▶ _YOUR INSTRUCTIONS_
Copy all lines below containing "岩石圈物质循环示意图".

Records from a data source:

↓↓↓

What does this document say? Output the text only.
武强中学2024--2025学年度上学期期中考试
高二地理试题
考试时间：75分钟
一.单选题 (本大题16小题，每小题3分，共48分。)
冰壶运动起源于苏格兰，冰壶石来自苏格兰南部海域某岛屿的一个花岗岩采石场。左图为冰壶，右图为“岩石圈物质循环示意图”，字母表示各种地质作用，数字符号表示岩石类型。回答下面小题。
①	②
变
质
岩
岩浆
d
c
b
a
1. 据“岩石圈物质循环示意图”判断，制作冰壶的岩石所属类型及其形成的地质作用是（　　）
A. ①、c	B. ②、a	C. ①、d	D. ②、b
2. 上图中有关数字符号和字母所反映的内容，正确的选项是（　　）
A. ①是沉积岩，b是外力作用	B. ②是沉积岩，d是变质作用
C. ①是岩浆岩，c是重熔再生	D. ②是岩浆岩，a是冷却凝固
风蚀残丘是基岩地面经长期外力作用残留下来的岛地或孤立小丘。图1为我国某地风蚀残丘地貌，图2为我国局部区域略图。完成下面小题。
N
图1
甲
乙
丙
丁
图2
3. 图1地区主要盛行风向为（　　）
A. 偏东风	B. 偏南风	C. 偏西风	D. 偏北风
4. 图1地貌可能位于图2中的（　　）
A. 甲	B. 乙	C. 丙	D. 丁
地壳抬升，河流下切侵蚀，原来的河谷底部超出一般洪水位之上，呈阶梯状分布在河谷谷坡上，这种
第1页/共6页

↑↑↑

▶ _COMPLETE ANSWER_
冰壶运动起源于苏格兰，冰壶石来自苏格兰南部海域某岛屿的一个花岗岩采石场。左图为冰壶，右图为“岩石圈物质循环示意图”，字母表示各种地质作用，数字符号表示岩石类型。回答下面小题。
1. 据“岩石圈物质循环示意图”判断，制作冰壶的岩石所属类型及其形成的地质作用是（　　）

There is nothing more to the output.